Что требуется :: Подхватите текст о встречах Иванова с Зиновьевой-Аннибал во Флоренции и продолжите его сразу после последней фразы.
##### Отрывок текста
Как хорошо известно, с Ковалевским Иванов довольно близко общался позднее – во время чтения лекций в Парижской Высшей школе общественных наук весной и летом 1903 года, так что подобная цитата из письма представляется вдвойне уместной.
Переезд Ивановых из Рима во Флоренцию и первые его флорентинские впечатления описаны в послании к Гревсу от 23 августа 1894 г., а встречи с Зиновьевой-Аннибал – в ее дневнике того времени, выдержки из которого опубликованы как приложение к переписке. Однако сейчас у нас есть возможность несколько расширить круг источников. В начале сентября 1894 г. Зиновьева-Аннибал приехала учиться пению в Пезаро, однако продлилось это недолго. Уже 30 сентября она перебирается во Флоренцию, где Иванов уже нашел ей жилье. Официальный предлог – все то же обучение пению, которое осложнилось в Пезаро, но, судя по всему, ее значительно больше привлекало общение с Ивановым. Однако дети оставались в Пезаро, и за ними следили две «девушки» Зиновьевой-Аннибал – Дуня и Анюта, то есть Евдокия Семеновна Строганова и Анна Николаевна Шустова.
Первое письмо Зиновьева-Аннибал отправила им лишь 10 октября, и из всех оправданий по этому поводу очевидно, что главной причиной такой задержки был именно Иванов. Судите сами:
…на прошлой неделе я перепела лишнее и очень испугалась, тотчас перестала петь дома и в Субботу не пошла на урок. Вместо урока пошла в музей с Ивановыми. Там мы провели часа три, осматривая чудные старинные картины, нарисованные на известке на стенах. Пообедали и тотчас поехали в монастырь <…> Этот монастырь за городом. Там тоже много красивых икон, и самое здание старинное и такое красивое, а природа вокруг: чистый рай. Вернулись мы только вечером. Я пила с ними чай, а придя домой, просто упала в постель. <…> На другой день, в Воскресенье, мы пошли вдвоем с Ивановым в галереи картинные, а если мы с ним туда попадем, то выберемся нескоро, потому что мы оба с ума по красоте сходим. Вечером надо было непременно кончить письмо Бордовским и приготовить пение к другому дню. В Понедельник так устала, что после обеда легла и до 5-ти пролежала, а потом пела, а потом пошла читать к Ивановым. А вчера ходила после обеда в Кашинэ. Был чудный день. Ходила вдвоем с Ивановым, так как его жена и Саша не могут ходить так далеко. Мы вышли в 3 часа, а вернулись в восьмом, и я ужасно устала. <…> Удивительно, как Саша Иванова ходит с нами по галереям, и не устает, и мало скучает. Бедная девочка такая одинокая. Она и Дария Михайл<овна> очень надеются, что вы все приедете, и я тоже страшно хотела бы. Через 10 дней всё решится. Хорошо пожили бы мы во Флоренции!… 127
127
РГБ. Ф. 109. Карт. 24. Ед. хр. 33. Л. 5–6 об. Ныне о «девушках», и прежде всего о Д. Строгановой, см. превосходное исследование А.Л. Соболева, размещенное в Интернете: «Бедная Дуня» и другие (к описанию ближнего круга Вячеслава Иванова и Зиновьевой-Аннибал) //http://lucas-v-leyden.livejournal.com/209494.html#t7063638;(дата обращения 10.04.2020). Автор иногда цитирует те же письма, что и мы, но наша работа шла независимо друг от друга.
##########
##### Выдержка из записей
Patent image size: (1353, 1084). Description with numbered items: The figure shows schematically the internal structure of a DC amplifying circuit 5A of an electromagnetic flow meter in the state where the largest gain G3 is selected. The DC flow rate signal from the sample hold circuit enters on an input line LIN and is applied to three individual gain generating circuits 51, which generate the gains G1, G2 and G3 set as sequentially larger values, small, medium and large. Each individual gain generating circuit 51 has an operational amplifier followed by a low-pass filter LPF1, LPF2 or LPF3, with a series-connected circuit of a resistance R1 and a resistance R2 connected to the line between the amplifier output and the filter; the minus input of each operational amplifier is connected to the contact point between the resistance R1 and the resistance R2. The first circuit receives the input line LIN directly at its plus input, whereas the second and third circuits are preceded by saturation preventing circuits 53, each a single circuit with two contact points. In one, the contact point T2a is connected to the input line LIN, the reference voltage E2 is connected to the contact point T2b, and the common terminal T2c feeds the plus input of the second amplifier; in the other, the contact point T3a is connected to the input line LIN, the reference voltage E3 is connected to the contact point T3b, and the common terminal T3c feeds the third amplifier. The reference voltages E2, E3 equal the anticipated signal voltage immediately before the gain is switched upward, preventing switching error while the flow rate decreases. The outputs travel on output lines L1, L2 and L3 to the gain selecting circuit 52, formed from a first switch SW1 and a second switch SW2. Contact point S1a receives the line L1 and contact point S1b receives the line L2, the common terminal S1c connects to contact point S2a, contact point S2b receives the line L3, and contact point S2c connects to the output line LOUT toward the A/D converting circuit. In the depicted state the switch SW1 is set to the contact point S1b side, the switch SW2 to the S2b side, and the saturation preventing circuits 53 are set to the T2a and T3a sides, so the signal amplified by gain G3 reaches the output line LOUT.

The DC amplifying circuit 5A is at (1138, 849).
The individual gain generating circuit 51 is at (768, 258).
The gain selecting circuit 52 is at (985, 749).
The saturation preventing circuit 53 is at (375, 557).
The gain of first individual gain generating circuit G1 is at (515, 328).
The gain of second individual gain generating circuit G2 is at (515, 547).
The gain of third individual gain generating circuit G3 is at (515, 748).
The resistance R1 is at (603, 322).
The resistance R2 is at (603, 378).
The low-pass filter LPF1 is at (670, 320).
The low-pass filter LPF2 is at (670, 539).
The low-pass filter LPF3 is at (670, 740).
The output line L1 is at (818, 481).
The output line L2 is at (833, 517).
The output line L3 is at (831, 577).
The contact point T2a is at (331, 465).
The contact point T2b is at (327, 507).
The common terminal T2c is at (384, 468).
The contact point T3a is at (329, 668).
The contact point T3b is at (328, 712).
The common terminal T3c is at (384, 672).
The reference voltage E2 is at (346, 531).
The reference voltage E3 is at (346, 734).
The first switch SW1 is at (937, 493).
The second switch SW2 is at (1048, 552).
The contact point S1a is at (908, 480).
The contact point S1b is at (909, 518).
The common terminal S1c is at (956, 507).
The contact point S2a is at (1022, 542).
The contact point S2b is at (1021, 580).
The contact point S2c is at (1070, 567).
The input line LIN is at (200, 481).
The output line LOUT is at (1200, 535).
##########
Результат задания ::
Следующее письмо было написано через день, 12 октября:
Успехи делаю с каждым днем и разучила уже почти совсем две оперы. А теперь принялась за третью, в которой у меня главная и очень красивая роль. Дела ужасно много, так что дни летят, как стрелы, и не видишь времени. <…> Настроение довольно бодрое. По вечерам я часто бываю у Ивановых, и Вячеслав Иванович громко читает мой роман, который они оба очень хвалят. Кажется, я когда-нибудь буду знаменитою, но если бы меня любил тот, кого люблю я, мне было бы гораздо лучше, чем высшая слава. <…> Прошу прислать мне заказным письмом портреты Констант<ина> Семен<овича Шварсалона> 128 .
128
Там же. Л. 1 об.–2.
Последняя просьба имела под собой все те же основания – внимание Иванова. 16 октября Зиновьева-Аннибал писала в Пезаро:
Моя учительница здешняя дает мне в день по полтора часа, и я делаю такие успехи, о которых в Пезаро и во сне не видала. Это меня и навело на мысль потолковать с Бокабадата о том, что может ли она давать мне такие длинные уроки и ежедневно. Она на это сказала, что, быть может, она не успеет заниматься со мною более трех раз в неделю, но что окончательно решить ничего не может, пока не начнутся ее уроки в консерватории в Пезаро. Она может дать мне расширенный ответ лишь 10 Ноября, т.е. через 24 дня от сегодняшнего. <…> Милые, пошлите фотографии простым письмом: никто не польстится. Он написал мне письмо с угрозами. <…> Фотографии хочет видеть Иванов 129 .
129
Там же. Л. 3 и об., 4об.
И наконец, в последнем, недатированном письме находим еще одно существенное известие:
Читаем с Ивановыми по вечерам мой роман. Многие места в нем всем очень нравятся, и я так хочу писать, что даже по ночам не сплю, а утром вскакиваю и пишу. Боюсь, что не потолстею от этого, но ничего, зато во всех делах своих лечу вперед. Отдохну потом 130 .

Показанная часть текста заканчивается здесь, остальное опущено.